BEGIN

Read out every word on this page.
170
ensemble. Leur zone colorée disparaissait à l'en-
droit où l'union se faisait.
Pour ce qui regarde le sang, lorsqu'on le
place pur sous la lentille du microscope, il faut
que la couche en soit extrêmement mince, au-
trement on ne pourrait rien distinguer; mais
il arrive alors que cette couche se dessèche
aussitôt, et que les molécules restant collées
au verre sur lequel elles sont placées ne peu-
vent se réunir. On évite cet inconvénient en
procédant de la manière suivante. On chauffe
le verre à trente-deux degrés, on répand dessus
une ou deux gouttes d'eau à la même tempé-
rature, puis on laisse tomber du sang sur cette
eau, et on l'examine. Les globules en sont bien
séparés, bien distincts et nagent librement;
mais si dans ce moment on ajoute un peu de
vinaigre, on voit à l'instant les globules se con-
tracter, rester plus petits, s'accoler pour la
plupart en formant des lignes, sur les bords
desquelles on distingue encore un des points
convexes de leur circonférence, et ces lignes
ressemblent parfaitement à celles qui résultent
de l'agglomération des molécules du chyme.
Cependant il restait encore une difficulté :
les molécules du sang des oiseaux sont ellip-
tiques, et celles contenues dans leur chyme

END

▶ EXERCISE PROMPT
Copy every line of the entries above in which "celles" occurs.

▶ EXPECTED ANSWER
ressemblent parfaitement à celles qui résultent
tiques, et celles contenues dans leur chyme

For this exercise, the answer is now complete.